▶ **Records excerpted from a collection**:
☆ ☆ ☆ ☆ ☆ ☆ ☆
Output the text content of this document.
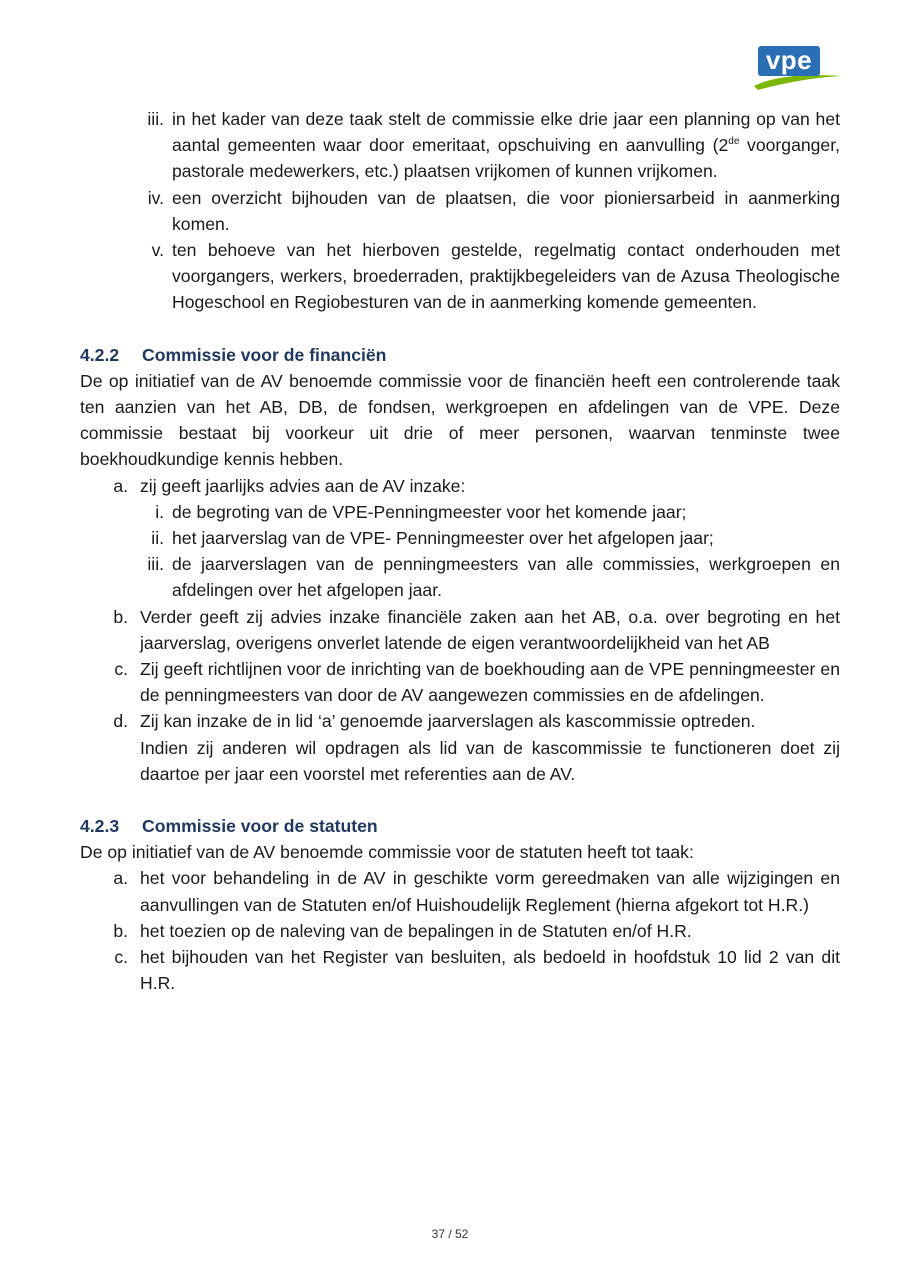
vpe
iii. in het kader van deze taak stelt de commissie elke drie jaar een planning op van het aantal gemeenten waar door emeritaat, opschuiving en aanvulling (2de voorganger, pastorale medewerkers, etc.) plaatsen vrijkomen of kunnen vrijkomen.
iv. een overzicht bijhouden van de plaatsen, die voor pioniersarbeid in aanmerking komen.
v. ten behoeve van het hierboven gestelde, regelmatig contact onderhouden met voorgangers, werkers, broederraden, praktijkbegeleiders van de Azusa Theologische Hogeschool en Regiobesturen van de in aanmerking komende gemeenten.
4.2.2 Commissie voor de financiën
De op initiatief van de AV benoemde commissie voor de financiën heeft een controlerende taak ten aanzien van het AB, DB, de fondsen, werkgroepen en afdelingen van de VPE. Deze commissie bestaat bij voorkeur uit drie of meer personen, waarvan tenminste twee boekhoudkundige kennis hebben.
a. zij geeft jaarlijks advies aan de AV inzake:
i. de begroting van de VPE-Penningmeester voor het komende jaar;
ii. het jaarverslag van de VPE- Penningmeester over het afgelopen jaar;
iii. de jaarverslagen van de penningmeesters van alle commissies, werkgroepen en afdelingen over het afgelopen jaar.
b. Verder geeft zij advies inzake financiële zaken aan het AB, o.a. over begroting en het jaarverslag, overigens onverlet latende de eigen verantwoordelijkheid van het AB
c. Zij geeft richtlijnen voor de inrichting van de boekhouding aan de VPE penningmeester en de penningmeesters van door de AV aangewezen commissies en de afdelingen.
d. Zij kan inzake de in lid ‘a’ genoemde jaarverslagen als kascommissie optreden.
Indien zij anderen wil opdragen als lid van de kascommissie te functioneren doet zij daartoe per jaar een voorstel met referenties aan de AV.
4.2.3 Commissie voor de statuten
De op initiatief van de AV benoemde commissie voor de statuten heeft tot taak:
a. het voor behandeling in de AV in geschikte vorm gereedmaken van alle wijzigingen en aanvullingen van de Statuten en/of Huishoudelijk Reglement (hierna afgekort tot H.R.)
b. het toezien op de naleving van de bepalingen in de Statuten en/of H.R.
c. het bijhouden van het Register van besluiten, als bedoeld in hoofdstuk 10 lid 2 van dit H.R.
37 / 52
☆ ☆ ☆ ☆ ☆ ☆ ☆
▶ **THE EXERCISE**: Without the pictures, write out the whole listing above exactly as it appears.

▶ **FINISHED ANSWER**:
Output the text content of this document.
vpe
iii. in het kader van deze taak stelt de commissie elke drie jaar een planning op van het aantal gemeenten waar door emeritaat, opschuiving en aanvulling (2de voorganger, pastorale medewerkers, etc.) plaatsen vrijkomen of kunnen vrijkomen.
iv. een overzicht bijhouden van de plaatsen, die voor pioniersarbeid in aanmerking komen.
v. ten behoeve van het hierboven gestelde, regelmatig contact onderhouden met voorgangers, werkers, broederraden, praktijkbegeleiders van de Azusa Theologische Hogeschool en Regiobesturen van de in aanmerking komende gemeenten.
4.2.2 Commissie voor de financiën
De op initiatief van de AV benoemde commissie voor de financiën heeft een controlerende taak ten aanzien van het AB, DB, de fondsen, werkgroepen en afdelingen van de VPE. Deze commissie bestaat bij voorkeur uit drie of meer personen, waarvan tenminste twee boekhoudkundige kennis hebben.
a. zij geeft jaarlijks advies aan de AV inzake:
i. de begroting van de VPE-Penningmeester voor het komende jaar;
ii. het jaarverslag van de VPE- Penningmeester over het afgelopen jaar;
iii. de jaarverslagen van de penningmeesters van alle commissies, werkgroepen en afdelingen over het afgelopen jaar.
b. Verder geeft zij advies inzake financiële zaken aan het AB, o.a. over begroting en het jaarverslag, overigens onverlet latende de eigen verantwoordelijkheid van het AB
c. Zij geeft richtlijnen voor de inrichting van de boekhouding aan de VPE penningmeester en de penningmeesters van door de AV aangewezen commissies en de afdelingen.
d. Zij kan inzake de in lid ‘a’ genoemde jaarverslagen als kascommissie optreden.
Indien zij anderen wil opdragen als lid van de kascommissie te functioneren doet zij daartoe per jaar een voorstel met referenties aan de AV.
4.2.3 Commissie voor de statuten
De op initiatief van de AV benoemde commissie voor de statuten heeft tot taak:
a. het voor behandeling in de AV in geschikte vorm gereedmaken van alle wijzigingen en aanvullingen van de Statuten en/of Huishoudelijk Reglement (hierna afgekort tot H.R.)
b. het toezien op de naleving van de bepalingen in de Statuten en/of H.R.
c. het bijhouden van het Register van besluiten, als bedoeld in hoofdstuk 10 lid 2 van dit H.R.
37 / 52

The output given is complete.